*EXTRACT:*

------------------------------

The cache directory can be configured in a .xmlresolver.properties
file or via
system properties. In these examples, we’ve got the cache in $HOME/.xmlresolver/cache
.
First, we can inspect the default settings:
$ java -jar xmlresolver-cachectrl.jar inspect
Cache directory: /usr/local/share/xmlresolver/cache
Cache exclude ^file:
Cache exclude ^jar:file:
Cache exclude ^classpath:
Cache include .*
Files: 0.00 bytes in 0 entries
Limits: 10.00mb, 1000 entries, delete wait 7d
The last pattern .*
is the default pattern. You can’t delete that one, but you can
add your own pattern matching .*
if you wish to provide different defaults.

------------------------------

*EXERCISE TASK:*
In the cache-control extract, what are the two ways to configure the cache directory?

*AVAILABLE DATA:*
------------------------------

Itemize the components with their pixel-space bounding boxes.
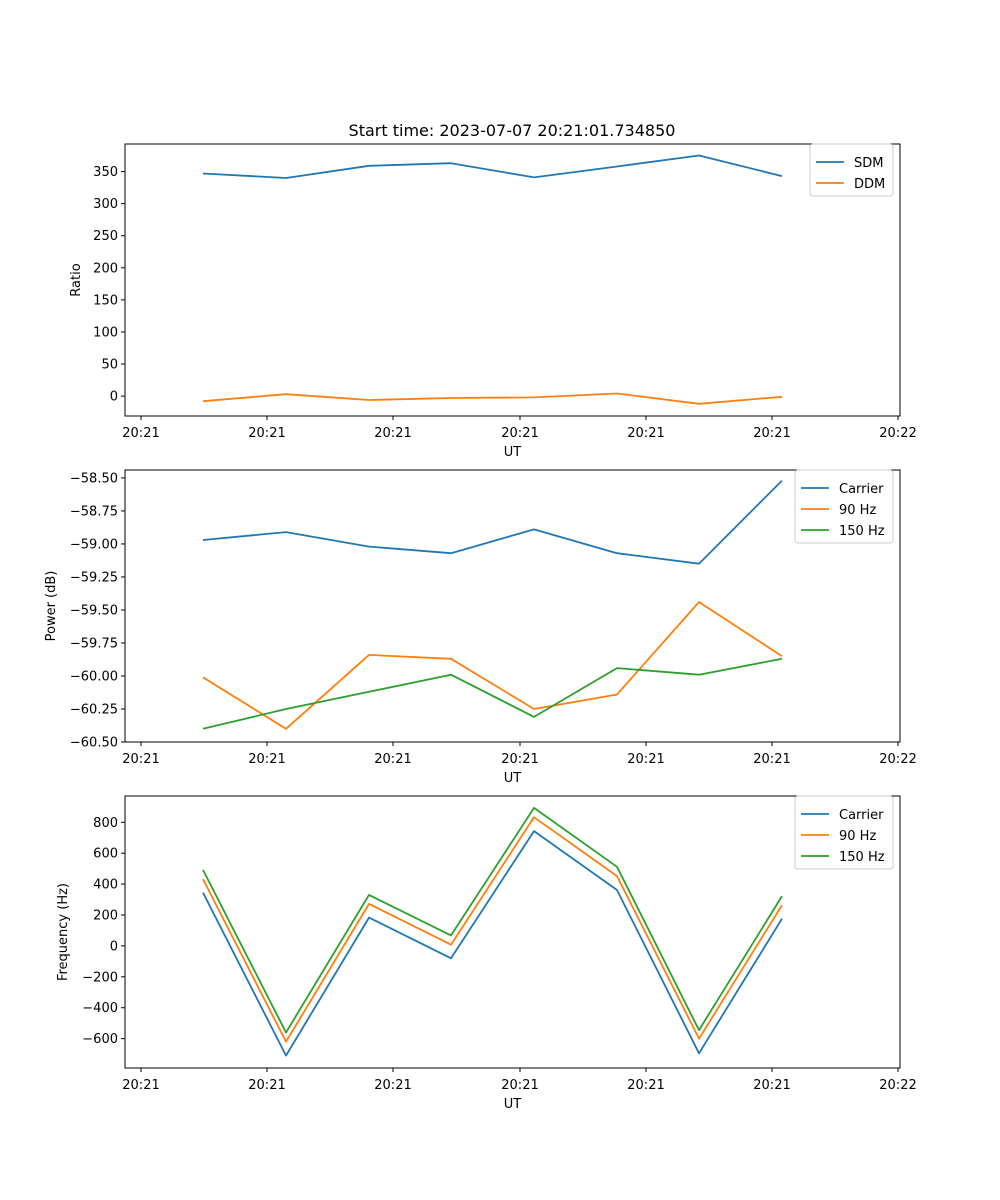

------------------------------

*SOLUTION:*
In a .xmlresolver.properties file or via system properties.